═════ Input ═════

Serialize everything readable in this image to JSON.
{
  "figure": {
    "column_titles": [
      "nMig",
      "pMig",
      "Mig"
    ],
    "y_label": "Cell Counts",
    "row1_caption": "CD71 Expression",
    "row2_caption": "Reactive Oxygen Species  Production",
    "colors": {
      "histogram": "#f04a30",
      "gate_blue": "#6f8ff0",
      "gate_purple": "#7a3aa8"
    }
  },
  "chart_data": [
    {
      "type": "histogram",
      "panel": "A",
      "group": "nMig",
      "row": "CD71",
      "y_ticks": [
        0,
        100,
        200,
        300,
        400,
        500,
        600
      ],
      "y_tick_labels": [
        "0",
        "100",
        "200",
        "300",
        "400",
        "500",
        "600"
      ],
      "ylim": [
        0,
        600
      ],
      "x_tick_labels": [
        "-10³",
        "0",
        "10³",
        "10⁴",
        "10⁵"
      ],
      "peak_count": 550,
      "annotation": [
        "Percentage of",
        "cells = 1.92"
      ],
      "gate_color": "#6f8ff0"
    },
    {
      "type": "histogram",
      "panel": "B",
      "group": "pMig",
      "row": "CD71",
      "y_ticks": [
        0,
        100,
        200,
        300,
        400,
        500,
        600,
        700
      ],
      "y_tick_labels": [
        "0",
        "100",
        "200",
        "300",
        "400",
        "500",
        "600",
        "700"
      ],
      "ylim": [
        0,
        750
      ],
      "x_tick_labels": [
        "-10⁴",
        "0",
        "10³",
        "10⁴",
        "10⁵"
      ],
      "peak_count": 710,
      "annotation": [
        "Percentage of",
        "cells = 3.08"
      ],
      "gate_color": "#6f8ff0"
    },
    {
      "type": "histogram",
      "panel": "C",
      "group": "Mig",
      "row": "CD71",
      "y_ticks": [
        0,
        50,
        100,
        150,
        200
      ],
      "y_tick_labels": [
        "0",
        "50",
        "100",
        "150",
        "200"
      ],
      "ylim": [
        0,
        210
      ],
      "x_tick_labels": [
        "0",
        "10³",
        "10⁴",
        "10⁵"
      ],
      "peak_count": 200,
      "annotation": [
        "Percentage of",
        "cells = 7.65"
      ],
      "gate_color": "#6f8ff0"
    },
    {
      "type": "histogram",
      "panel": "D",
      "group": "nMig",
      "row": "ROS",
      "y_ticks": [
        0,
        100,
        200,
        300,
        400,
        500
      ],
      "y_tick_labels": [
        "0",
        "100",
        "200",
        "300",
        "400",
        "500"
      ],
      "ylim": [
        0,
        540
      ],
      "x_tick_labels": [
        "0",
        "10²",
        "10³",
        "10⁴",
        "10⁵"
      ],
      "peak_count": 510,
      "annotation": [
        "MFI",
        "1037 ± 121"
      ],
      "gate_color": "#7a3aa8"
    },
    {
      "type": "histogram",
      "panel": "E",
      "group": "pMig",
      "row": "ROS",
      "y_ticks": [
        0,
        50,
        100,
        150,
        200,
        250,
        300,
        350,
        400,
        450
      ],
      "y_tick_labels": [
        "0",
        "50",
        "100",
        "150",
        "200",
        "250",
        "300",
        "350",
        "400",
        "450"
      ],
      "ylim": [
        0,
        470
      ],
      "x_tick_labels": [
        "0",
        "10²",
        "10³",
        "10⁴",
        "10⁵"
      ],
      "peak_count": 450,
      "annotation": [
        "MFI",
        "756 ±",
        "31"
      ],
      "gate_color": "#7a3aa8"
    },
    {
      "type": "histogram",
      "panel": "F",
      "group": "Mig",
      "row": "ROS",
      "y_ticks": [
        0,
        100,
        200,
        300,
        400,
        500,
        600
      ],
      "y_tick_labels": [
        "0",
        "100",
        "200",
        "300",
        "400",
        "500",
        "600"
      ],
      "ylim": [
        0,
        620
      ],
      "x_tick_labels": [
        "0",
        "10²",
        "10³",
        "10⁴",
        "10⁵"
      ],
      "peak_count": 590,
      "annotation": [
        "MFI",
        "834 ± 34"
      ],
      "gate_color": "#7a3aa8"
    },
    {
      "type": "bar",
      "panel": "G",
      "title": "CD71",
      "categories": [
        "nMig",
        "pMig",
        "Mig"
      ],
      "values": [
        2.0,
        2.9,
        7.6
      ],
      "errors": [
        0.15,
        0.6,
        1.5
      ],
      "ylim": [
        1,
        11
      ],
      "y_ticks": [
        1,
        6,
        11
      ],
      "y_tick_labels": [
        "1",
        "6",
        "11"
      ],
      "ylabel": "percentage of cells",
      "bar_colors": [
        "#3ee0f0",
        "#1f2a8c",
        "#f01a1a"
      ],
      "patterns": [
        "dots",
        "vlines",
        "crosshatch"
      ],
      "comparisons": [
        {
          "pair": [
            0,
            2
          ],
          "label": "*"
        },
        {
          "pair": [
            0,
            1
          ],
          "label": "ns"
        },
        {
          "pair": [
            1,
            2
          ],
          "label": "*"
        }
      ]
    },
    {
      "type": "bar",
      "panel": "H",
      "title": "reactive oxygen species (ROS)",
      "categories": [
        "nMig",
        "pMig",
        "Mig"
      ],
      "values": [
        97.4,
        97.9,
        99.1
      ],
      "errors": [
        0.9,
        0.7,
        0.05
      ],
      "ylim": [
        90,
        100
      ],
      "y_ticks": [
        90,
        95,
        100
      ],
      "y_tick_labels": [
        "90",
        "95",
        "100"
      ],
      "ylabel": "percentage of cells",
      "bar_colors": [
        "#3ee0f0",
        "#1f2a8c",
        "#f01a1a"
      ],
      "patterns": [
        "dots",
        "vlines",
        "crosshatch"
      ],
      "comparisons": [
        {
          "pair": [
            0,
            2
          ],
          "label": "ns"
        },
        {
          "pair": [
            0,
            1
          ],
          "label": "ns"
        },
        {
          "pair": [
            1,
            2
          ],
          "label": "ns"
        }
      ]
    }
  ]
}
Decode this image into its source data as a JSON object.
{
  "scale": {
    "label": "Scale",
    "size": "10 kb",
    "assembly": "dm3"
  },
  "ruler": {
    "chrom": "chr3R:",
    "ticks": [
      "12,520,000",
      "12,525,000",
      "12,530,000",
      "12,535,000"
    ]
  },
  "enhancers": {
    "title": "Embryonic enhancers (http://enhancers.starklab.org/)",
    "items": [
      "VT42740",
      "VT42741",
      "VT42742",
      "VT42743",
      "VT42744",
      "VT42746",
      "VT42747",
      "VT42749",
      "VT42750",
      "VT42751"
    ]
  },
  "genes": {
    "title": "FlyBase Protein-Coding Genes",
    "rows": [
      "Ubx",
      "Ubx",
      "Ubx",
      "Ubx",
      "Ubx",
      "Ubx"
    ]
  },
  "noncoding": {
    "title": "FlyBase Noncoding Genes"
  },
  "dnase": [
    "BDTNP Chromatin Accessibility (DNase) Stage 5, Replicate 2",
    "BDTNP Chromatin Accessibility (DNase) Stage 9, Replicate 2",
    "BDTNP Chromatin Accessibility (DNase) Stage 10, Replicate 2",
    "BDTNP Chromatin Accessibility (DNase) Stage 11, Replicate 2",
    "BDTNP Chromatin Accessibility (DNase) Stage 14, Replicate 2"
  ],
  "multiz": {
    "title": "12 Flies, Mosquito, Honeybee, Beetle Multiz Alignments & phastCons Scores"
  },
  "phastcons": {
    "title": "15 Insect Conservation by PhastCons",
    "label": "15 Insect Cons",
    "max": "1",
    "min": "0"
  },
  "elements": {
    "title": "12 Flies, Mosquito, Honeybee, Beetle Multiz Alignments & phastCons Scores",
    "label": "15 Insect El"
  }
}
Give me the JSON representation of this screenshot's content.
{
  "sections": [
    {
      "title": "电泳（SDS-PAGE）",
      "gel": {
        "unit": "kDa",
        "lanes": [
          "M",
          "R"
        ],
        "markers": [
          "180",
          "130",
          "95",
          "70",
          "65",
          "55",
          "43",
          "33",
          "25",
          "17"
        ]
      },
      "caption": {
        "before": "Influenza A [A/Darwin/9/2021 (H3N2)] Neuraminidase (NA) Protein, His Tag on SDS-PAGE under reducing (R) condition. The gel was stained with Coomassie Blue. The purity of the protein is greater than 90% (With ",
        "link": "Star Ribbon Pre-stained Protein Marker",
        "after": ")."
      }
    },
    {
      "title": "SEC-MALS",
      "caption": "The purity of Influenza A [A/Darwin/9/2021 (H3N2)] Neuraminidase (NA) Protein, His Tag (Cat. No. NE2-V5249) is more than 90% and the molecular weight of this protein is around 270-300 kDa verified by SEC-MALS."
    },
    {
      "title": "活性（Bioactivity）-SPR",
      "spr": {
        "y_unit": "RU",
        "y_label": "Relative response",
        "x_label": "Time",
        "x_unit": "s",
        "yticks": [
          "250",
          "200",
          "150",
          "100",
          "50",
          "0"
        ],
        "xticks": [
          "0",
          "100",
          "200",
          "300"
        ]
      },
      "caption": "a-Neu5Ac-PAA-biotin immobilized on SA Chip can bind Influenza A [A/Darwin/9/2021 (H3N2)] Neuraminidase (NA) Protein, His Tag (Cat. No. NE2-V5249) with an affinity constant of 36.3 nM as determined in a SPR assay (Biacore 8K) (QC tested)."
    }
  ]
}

═════

Work item:
Take every line above that includes "cells" and list it.

Your solution:
        "cells = 1.92"
        "cells = 3.08"
        "cells = 7.65"
      "ylabel": "percentage of cells",
      "ylabel": "percentage of cells",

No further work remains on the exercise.